**Collected data entries:**
--- Start ---
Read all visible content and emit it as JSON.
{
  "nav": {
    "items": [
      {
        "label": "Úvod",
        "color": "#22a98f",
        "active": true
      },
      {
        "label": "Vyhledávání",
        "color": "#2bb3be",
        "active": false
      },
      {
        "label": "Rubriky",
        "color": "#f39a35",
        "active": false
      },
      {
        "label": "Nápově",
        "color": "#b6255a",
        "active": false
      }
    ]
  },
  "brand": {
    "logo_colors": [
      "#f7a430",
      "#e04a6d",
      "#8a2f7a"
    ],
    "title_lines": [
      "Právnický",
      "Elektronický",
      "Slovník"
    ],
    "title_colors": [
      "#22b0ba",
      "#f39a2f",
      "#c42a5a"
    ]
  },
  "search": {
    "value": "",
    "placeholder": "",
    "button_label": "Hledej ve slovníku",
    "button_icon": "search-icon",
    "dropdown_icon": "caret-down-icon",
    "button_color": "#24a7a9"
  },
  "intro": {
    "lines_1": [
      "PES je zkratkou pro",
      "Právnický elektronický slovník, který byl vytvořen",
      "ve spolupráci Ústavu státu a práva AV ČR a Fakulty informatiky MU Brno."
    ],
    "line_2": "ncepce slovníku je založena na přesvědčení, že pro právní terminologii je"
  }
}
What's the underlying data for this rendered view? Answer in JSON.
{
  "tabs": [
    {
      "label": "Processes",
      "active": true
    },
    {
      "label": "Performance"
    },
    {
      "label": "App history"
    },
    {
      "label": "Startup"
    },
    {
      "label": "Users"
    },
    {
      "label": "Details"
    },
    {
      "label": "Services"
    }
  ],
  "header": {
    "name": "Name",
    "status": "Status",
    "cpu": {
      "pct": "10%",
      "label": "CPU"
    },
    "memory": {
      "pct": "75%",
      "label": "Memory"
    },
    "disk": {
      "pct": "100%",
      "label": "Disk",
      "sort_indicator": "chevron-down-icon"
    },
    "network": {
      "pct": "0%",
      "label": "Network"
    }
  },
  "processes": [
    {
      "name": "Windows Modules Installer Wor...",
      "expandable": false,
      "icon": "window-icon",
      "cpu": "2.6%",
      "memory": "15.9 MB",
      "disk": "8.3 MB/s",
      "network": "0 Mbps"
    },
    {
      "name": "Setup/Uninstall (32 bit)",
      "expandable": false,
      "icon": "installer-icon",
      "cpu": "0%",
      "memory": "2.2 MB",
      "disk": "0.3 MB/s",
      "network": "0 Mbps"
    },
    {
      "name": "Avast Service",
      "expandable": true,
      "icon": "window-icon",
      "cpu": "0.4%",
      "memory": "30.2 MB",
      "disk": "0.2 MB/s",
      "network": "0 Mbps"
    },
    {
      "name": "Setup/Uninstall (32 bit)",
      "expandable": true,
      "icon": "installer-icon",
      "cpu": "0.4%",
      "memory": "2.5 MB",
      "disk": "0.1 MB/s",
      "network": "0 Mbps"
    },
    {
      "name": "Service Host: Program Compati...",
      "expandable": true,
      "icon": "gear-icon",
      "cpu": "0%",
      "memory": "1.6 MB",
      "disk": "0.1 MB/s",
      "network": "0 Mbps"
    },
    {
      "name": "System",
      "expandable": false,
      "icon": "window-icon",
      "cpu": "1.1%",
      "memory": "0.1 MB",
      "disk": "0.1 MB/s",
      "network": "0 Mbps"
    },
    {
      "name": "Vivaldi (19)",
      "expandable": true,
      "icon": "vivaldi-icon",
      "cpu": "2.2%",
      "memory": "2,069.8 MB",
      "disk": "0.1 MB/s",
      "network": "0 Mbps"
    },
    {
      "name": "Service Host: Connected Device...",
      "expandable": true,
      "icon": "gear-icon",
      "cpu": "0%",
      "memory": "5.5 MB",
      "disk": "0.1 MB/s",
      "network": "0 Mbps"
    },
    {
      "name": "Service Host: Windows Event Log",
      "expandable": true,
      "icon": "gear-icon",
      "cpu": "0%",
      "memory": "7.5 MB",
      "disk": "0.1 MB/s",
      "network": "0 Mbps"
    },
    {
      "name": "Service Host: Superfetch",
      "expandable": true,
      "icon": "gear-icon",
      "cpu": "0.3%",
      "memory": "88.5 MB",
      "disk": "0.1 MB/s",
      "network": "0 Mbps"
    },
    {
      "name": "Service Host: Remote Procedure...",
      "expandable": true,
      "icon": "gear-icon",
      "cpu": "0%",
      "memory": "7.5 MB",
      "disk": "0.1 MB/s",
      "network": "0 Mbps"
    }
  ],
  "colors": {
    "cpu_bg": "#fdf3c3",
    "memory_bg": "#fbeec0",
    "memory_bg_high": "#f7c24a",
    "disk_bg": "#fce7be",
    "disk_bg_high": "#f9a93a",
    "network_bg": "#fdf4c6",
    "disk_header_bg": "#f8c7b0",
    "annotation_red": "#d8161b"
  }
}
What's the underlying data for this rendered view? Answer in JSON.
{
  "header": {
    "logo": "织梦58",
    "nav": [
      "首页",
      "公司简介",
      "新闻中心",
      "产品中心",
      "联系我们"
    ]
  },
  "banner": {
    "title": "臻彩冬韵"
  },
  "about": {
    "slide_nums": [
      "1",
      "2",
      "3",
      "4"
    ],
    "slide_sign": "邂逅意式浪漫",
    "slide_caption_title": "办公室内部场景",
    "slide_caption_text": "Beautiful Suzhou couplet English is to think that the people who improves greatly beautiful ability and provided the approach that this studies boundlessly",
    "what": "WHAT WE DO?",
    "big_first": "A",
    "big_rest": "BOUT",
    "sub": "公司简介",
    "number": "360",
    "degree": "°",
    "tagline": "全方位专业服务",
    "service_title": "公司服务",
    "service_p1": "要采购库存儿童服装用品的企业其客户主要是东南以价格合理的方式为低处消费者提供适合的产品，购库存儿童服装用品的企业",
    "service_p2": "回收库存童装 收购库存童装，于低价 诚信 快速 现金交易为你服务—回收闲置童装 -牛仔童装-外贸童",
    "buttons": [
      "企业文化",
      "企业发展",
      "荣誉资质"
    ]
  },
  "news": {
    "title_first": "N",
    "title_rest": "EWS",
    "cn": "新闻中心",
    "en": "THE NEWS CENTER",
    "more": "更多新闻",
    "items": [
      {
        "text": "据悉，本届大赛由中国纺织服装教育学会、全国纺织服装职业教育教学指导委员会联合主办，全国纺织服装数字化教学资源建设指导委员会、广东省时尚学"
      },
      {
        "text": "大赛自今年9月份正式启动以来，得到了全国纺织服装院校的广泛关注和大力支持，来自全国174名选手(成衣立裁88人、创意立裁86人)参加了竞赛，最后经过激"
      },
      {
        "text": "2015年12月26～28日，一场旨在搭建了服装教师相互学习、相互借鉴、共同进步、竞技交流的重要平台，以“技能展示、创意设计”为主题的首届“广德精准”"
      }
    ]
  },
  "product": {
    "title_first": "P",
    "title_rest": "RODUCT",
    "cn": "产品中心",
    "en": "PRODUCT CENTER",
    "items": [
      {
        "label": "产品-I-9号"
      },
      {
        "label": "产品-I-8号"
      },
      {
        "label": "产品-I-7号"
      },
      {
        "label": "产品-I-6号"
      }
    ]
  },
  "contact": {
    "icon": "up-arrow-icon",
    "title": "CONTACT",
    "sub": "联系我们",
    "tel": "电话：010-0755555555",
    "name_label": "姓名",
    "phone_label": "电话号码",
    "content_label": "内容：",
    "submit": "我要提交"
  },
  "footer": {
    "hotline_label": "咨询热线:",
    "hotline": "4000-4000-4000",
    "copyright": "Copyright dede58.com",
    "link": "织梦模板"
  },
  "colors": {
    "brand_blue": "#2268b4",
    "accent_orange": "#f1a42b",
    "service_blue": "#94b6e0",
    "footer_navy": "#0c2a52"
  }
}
--- End ---
**DIRECTION:**
Send back each record exactly as it stands.

**RESULT BELOW:**
Read all visible content and emit it as JSON.
{
  "nav": {
    "items": [
      {
        "label": "Úvod",
        "color": "#22a98f",
        "active": true
      },
      {
        "label": "Vyhledávání",
        "color": "#2bb3be",
        "active": false
      },
      {
        "label": "Rubriky",
        "color": "#f39a35",
        "active": false
      },
      {
        "label": "Nápově",
        "color": "#b6255a",
        "active": false
      }
    ]
  },
  "brand": {
    "logo_colors": [
      "#f7a430",
      "#e04a6d",
      "#8a2f7a"
    ],
    "title_lines": [
      "Právnický",
      "Elektronický",
      "Slovník"
    ],
    "title_colors": [
      "#22b0ba",
      "#f39a2f",
      "#c42a5a"
    ]
  },
  "search": {
    "value": "",
    "placeholder": "",
    "button_label": "Hledej ve slovníku",
    "button_icon": "search-icon",
    "dropdown_icon": "caret-down-icon",
    "button_color": "#24a7a9"
  },
  "intro": {
    "lines_1": [
      "PES je zkratkou pro",
      "Právnický elektronický slovník, který byl vytvořen",
      "ve spolupráci Ústavu státu a práva AV ČR a Fakulty informatiky MU Brno."
    ],
    "line_2": "ncepce slovníku je založena na přesvědčení, že pro právní terminologii je"
  }
}
What's the underlying data for this rendered view? Answer in JSON.
{
  "tabs": [
    {
      "label": "Processes",
      "active": true
    },
    {
      "label": "Performance"
    },
    {
      "label": "App history"
    },
    {
      "label": "Startup"
    },
    {
      "label": "Users"
    },
    {
      "label": "Details"
    },
    {
      "label": "Services"
    }
  ],
  "header": {
    "name": "Name",
    "status": "Status",
    "cpu": {
      "pct": "10%",
      "label": "CPU"
    },
    "memory": {
      "pct": "75%",
      "label": "Memory"
    },
    "disk": {
      "pct": "100%",
      "label": "Disk",
      "sort_indicator": "chevron-down-icon"
    },
    "network": {
      "pct": "0%",
      "label": "Network"
    }
  },
  "processes": [
    {
      "name": "Windows Modules Installer Wor...",
      "expandable": false,
      "icon": "window-icon",
      "cpu": "2.6%",
      "memory": "15.9 MB",
      "disk": "8.3 MB/s",
      "network": "0 Mbps"
    },
    {
      "name": "Setup/Uninstall (32 bit)",
      "expandable": false,
      "icon": "installer-icon",
      "cpu": "0%",
      "memory": "2.2 MB",
      "disk": "0.3 MB/s",
      "network": "0 Mbps"
    },
    {
      "name": "Avast Service",
      "expandable": true,
      "icon": "window-icon",
      "cpu": "0.4%",
      "memory": "30.2 MB",
      "disk": "0.2 MB/s",
      "network": "0 Mbps"
    },
    {
      "name": "Setup/Uninstall (32 bit)",
      "expandable": true,
      "icon": "installer-icon",
      "cpu": "0.4%",
      "memory": "2.5 MB",
      "disk": "0.1 MB/s",
      "network": "0 Mbps"
    },
    {
      "name": "Service Host: Program Compati...",
      "expandable": true,
      "icon": "gear-icon",
      "cpu": "0%",
      "memory": "1.6 MB",
      "disk": "0.1 MB/s",
      "network": "0 Mbps"
    },
    {
      "name": "System",
      "expandable": false,
      "icon": "window-icon",
      "cpu": "1.1%",
      "memory": "0.1 MB",
      "disk": "0.1 MB/s",
      "network": "0 Mbps"
    },
    {
      "name": "Vivaldi (19)",
      "expandable": true,
      "icon": "vivaldi-icon",
      "cpu": "2.2%",
      "memory": "2,069.8 MB",
      "disk": "0.1 MB/s",
      "network": "0 Mbps"
    },
    {
      "name": "Service Host: Connected Device...",
      "expandable": true,
      "icon": "gear-icon",
      "cpu": "0%",
      "memory": "5.5 MB",
      "disk": "0.1 MB/s",
      "network": "0 Mbps"
    },
    {
      "name": "Service Host: Windows Event Log",
      "expandable": true,
      "icon": "gear-icon",
      "cpu": "0%",
      "memory": "7.5 MB",
      "disk": "0.1 MB/s",
      "network": "0 Mbps"
    },
    {
      "name": "Service Host: Superfetch",
      "expandable": true,
      "icon": "gear-icon",
      "cpu": "0.3%",
      "memory": "88.5 MB",
      "disk": "0.1 MB/s",
      "network": "0 Mbps"
    },
    {
      "name": "Service Host: Remote Procedure...",
      "expandable": true,
      "icon": "gear-icon",
      "cpu": "0%",
      "memory": "7.5 MB",
      "disk": "0.1 MB/s",
      "network": "0 Mbps"
    }
  ],
  "colors": {
    "cpu_bg": "#fdf3c3",
    "memory_bg": "#fbeec0",
    "memory_bg_high": "#f7c24a",
    "disk_bg": "#fce7be",
    "disk_bg_high": "#f9a93a",
    "network_bg": "#fdf4c6",
    "disk_header_bg": "#f8c7b0",
    "annotation_red": "#d8161b"
  }
}
What's the underlying data for this rendered view? Answer in JSON.
{
  "header": {
    "logo": "织梦58",
    "nav": [
      "首页",
      "公司简介",
      "新闻中心",
      "产品中心",
      "联系我们"
    ]
  },
  "banner": {
    "title": "臻彩冬韵"
  },
  "about": {
    "slide_nums": [
      "1",
      "2",
      "3",
      "4"
    ],
    "slide_sign": "邂逅意式浪漫",
    "slide_caption_title": "办公室内部场景",
    "slide_caption_text": "Beautiful Suzhou couplet English is to think that the people who improves greatly beautiful ability and provided the approach that this studies boundlessly",
    "what": "WHAT WE DO?",
    "big_first": "A",
    "big_rest": "BOUT",
    "sub": "公司简介",
    "number": "360",
    "degree": "°",
    "tagline": "全方位专业服务",
    "service_title": "公司服务",
    "service_p1": "要采购库存儿童服装用品的企业其客户主要是东南以价格合理的方式为低处消费者提供适合的产品，购库存儿童服装用品的企业",
    "service_p2": "回收库存童装 收购库存童装，于低价 诚信 快速 现金交易为你服务—回收闲置童装 -牛仔童装-外贸童",
    "buttons": [
      "企业文化",
      "企业发展",
      "荣誉资质"
    ]
  },
  "news": {
    "title_first": "N",
    "title_rest": "EWS",
    "cn": "新闻中心",
    "en": "THE NEWS CENTER",
    "more": "更多新闻",
    "items": [
      {
        "text": "据悉，本届大赛由中国纺织服装教育学会、全国纺织服装职业教育教学指导委员会联合主办，全国纺织服装数字化教学资源建设指导委员会、广东省时尚学"
      },
      {
        "text": "大赛自今年9月份正式启动以来，得到了全国纺织服装院校的广泛关注和大力支持，来自全国174名选手(成衣立裁88人、创意立裁86人)参加了竞赛，最后经过激"
      },
      {
        "text": "2015年12月26～28日，一场旨在搭建了服装教师相互学习、相互借鉴、共同进步、竞技交流的重要平台，以“技能展示、创意设计”为主题的首届“广德精准”"
      }
    ]
  },
  "product": {
    "title_first": "P",
    "title_rest": "RODUCT",
    "cn": "产品中心",
    "en": "PRODUCT CENTER",
    "items": [
      {
        "label": "产品-I-9号"
      },
      {
        "label": "产品-I-8号"
      },
      {
        "label": "产品-I-7号"
      },
      {
        "label": "产品-I-6号"
      }
    ]
  },
  "contact": {
    "icon": "up-arrow-icon",
    "title": "CONTACT",
    "sub": "联系我们",
    "tel": "电话：010-0755555555",
    "name_label": "姓名",
    "phone_label": "电话号码",
    "content_label": "内容：",
    "submit": "我要提交"
  },
  "footer": {
    "hotline_label": "咨询热线:",
    "hotline": "4000-4000-4000",
    "copyright": "Copyright dede58.com",
    "link": "织梦模板"
  },
  "colors": {
    "brand_blue": "#2268b4",
    "accent_orange": "#f1a42b",
    "service_blue": "#94b6e0",
    "footer_navy": "#0c2a52"
  }
}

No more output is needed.